* MATERIAL SHOWN *
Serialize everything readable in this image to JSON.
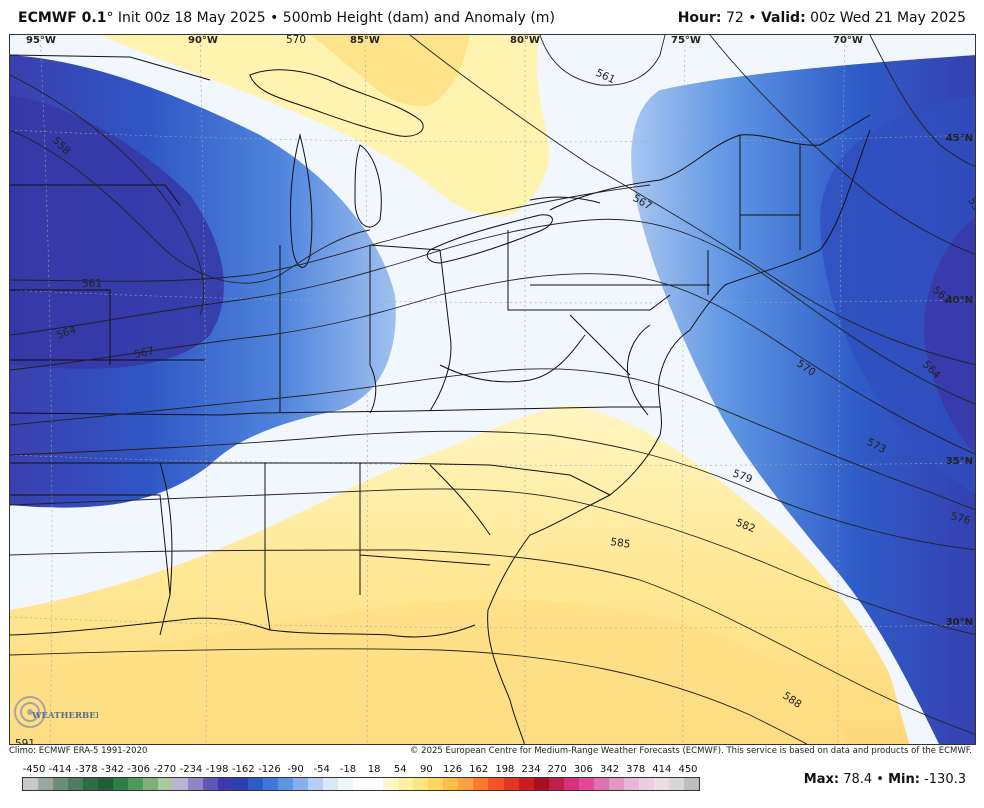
{
  "header": {
    "model": "ECMWF 0.1",
    "degree_mark": "°",
    "init": " Init 00z 18 May 2025 • 500mb Height (dam) and Anomaly (m)",
    "hour_label": "Hour:",
    "hour_value": " 72 • ",
    "valid_label": "Valid:",
    "valid_value": " 00z Wed 21 May 2025"
  },
  "map": {
    "longitude_labels": [
      "95°W",
      "90°W",
      "85°W",
      "80°W",
      "75°W",
      "70°W"
    ],
    "latitude_labels": [
      "45°N",
      "40°N",
      "35°N",
      "30°N"
    ],
    "contour_labels": [
      "558",
      "561",
      "564",
      "567",
      "561",
      "567",
      "570",
      "573",
      "576",
      "579",
      "582",
      "585",
      "588",
      "561",
      "564",
      "570",
      "591",
      "558"
    ],
    "logo_text": "WEATHERBELL"
  },
  "footer": {
    "climo": "Climo: ECMWF ERA-5 1991-2020",
    "copyright": "© 2025 European Centre for Medium-Range Weather Forecasts (ECMWF). This service is based on data and products of the ECMWF."
  },
  "colorbar": {
    "labels": [
      "-450",
      "-414",
      "-378",
      "-342",
      "-306",
      "-270",
      "-234",
      "-198",
      "-162",
      "-126",
      "-90",
      "-54",
      "-18",
      "18",
      "54",
      "90",
      "126",
      "162",
      "198",
      "234",
      "270",
      "306",
      "342",
      "378",
      "414",
      "450"
    ],
    "colors": [
      "#c8c8c8",
      "#9aa8a0",
      "#6e8c7c",
      "#4f7d62",
      "#2f6b45",
      "#1f5e36",
      "#2e7d4a",
      "#4d9a5e",
      "#7fb07a",
      "#a9c7a0",
      "#b9b3d8",
      "#8f86c9",
      "#5e57b8",
      "#3a3aa8",
      "#2b3fb0",
      "#2f5bc8",
      "#3f77d8",
      "#5c93e2",
      "#86b0ec",
      "#b3cdf4",
      "#dbe7fa",
      "#f2f6fd",
      "#ffffff",
      "#ffffff",
      "#fff8c8",
      "#fff0a0",
      "#ffe680",
      "#ffd460",
      "#ffbe48",
      "#ffa040",
      "#ff7a30",
      "#f35528",
      "#e23424",
      "#c81e20",
      "#a8101c",
      "#c21e4a",
      "#d8307a",
      "#e04a9a",
      "#e070b2",
      "#e596c6",
      "#eab2d4",
      "#efcbe0",
      "#e8dfe6",
      "#d6d6d6",
      "#bdbdbd"
    ]
  },
  "stats": {
    "max_label": "Max:",
    "max_value": " 78.4 • ",
    "min_label": "Min:",
    "min_value": " -130.3"
  }
}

* WORK INSTRUCTIONS *
Repeat the material above word for word and skip every image in it.

* THE RESULT *
Serialize everything readable in this image to JSON.
{
  "header": {
    "model": "ECMWF 0.1",
    "degree_mark": "°",
    "init": " Init 00z 18 May 2025 • 500mb Height (dam) and Anomaly (m)",
    "hour_label": "Hour:",
    "hour_value": " 72 • ",
    "valid_label": "Valid:",
    "valid_value": " 00z Wed 21 May 2025"
  },
  "map": {
    "longitude_labels": [
      "95°W",
      "90°W",
      "85°W",
      "80°W",
      "75°W",
      "70°W"
    ],
    "latitude_labels": [
      "45°N",
      "40°N",
      "35°N",
      "30°N"
    ],
    "contour_labels": [
      "558",
      "561",
      "564",
      "567",
      "561",
      "567",
      "570",
      "573",
      "576",
      "579",
      "582",
      "585",
      "588",
      "561",
      "564",
      "570",
      "591",
      "558"
    ],
    "logo_text": "WEATHERBELL"
  },
  "footer": {
    "climo": "Climo: ECMWF ERA-5 1991-2020",
    "copyright": "© 2025 European Centre for Medium-Range Weather Forecasts (ECMWF). This service is based on data and products of the ECMWF."
  },
  "colorbar": {
    "labels": [
      "-450",
      "-414",
      "-378",
      "-342",
      "-306",
      "-270",
      "-234",
      "-198",
      "-162",
      "-126",
      "-90",
      "-54",
      "-18",
      "18",
      "54",
      "90",
      "126",
      "162",
      "198",
      "234",
      "270",
      "306",
      "342",
      "378",
      "414",
      "450"
    ],
    "colors": [
      "#c8c8c8",
      "#9aa8a0",
      "#6e8c7c",
      "#4f7d62",
      "#2f6b45",
      "#1f5e36",
      "#2e7d4a",
      "#4d9a5e",
      "#7fb07a",
      "#a9c7a0",
      "#b9b3d8",
      "#8f86c9",
      "#5e57b8",
      "#3a3aa8",
      "#2b3fb0",
      "#2f5bc8",
      "#3f77d8",
      "#5c93e2",
      "#86b0ec",
      "#b3cdf4",
      "#dbe7fa",
      "#f2f6fd",
      "#ffffff",
      "#ffffff",
      "#fff8c8",
      "#fff0a0",
      "#ffe680",
      "#ffd460",
      "#ffbe48",
      "#ffa040",
      "#ff7a30",
      "#f35528",
      "#e23424",
      "#c81e20",
      "#a8101c",
      "#c21e4a",
      "#d8307a",
      "#e04a9a",
      "#e070b2",
      "#e596c6",
      "#eab2d4",
      "#efcbe0",
      "#e8dfe6",
      "#d6d6d6",
      "#bdbdbd"
    ]
  },
  "stats": {
    "max_label": "Max:",
    "max_value": " 78.4 • ",
    "min_label": "Min:",
    "min_value": " -130.3"
  }
}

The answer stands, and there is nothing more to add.